━━ Data entries ━━

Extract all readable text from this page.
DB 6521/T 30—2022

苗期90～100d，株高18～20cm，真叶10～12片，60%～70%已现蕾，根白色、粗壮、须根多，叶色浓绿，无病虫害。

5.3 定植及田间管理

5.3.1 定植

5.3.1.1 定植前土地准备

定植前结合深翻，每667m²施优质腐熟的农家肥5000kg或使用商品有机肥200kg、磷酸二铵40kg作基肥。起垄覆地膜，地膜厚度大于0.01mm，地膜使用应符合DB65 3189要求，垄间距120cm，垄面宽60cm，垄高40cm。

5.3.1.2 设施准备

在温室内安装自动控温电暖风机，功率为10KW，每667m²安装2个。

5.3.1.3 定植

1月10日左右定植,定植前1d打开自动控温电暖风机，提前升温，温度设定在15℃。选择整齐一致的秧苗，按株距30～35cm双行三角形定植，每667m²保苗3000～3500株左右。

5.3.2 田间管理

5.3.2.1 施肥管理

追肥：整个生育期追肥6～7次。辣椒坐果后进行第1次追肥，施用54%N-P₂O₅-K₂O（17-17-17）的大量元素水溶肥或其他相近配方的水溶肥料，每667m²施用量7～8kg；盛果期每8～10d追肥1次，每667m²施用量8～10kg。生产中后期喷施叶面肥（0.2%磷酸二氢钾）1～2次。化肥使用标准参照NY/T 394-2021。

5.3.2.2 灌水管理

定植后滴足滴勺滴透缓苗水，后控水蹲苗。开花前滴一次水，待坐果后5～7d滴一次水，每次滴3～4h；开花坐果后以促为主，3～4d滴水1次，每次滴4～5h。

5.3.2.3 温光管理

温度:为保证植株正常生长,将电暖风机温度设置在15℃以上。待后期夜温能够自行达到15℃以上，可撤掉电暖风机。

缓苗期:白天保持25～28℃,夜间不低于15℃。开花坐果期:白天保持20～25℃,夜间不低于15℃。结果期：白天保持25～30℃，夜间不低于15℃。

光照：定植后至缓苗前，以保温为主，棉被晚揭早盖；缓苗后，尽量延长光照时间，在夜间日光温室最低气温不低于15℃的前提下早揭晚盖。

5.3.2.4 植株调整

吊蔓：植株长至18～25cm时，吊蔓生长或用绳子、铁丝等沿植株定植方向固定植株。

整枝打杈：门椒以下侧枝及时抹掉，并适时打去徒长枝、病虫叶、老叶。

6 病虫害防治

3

━━━

Stated exercise | Return the whole listing exactly.

Reply |
Extract all readable text from this page.
DB 6521/T 30—2022

苗期90～100d，株高18～20cm，真叶10～12片，60%～70%已现蕾，根白色、粗壮、须根多，叶色浓绿，无病虫害。

5.3 定植及田间管理

5.3.1 定植

5.3.1.1 定植前土地准备

定植前结合深翻，每667m²施优质腐熟的农家肥5000kg或使用商品有机肥200kg、磷酸二铵40kg作基肥。起垄覆地膜，地膜厚度大于0.01mm，地膜使用应符合DB65 3189要求，垄间距120cm，垄面宽60cm，垄高40cm。

5.3.1.2 设施准备

在温室内安装自动控温电暖风机，功率为10KW，每667m²安装2个。

5.3.1.3 定植

1月10日左右定植,定植前1d打开自动控温电暖风机，提前升温，温度设定在15℃。选择整齐一致的秧苗，按株距30～35cm双行三角形定植，每667m²保苗3000～3500株左右。

5.3.2 田间管理

5.3.2.1 施肥管理

追肥：整个生育期追肥6～7次。辣椒坐果后进行第1次追肥，施用54%N-P₂O₅-K₂O（17-17-17）的大量元素水溶肥或其他相近配方的水溶肥料，每667m²施用量7～8kg；盛果期每8～10d追肥1次，每667m²施用量8～10kg。生产中后期喷施叶面肥（0.2%磷酸二氢钾）1～2次。化肥使用标准参照NY/T 394-2021。

5.3.2.2 灌水管理

定植后滴足滴勺滴透缓苗水，后控水蹲苗。开花前滴一次水，待坐果后5～7d滴一次水，每次滴3～4h；开花坐果后以促为主，3～4d滴水1次，每次滴4～5h。

5.3.2.3 温光管理

温度:为保证植株正常生长,将电暖风机温度设置在15℃以上。待后期夜温能够自行达到15℃以上，可撤掉电暖风机。

缓苗期:白天保持25～28℃,夜间不低于15℃。开花坐果期:白天保持20～25℃,夜间不低于15℃。结果期：白天保持25～30℃，夜间不低于15℃。

光照：定植后至缓苗前，以保温为主，棉被晚揭早盖；缓苗后，尽量延长光照时间，在夜间日光温室最低气温不低于15℃的前提下早揭晚盖。

5.3.2.4 植株调整

吊蔓：植株长至18～25cm时，吊蔓生长或用绳子、铁丝等沿植株定植方向固定植株。

整枝打杈：门椒以下侧枝及时抹掉，并适时打去徒长枝、病虫叶、老叶。

6 病虫害防治

3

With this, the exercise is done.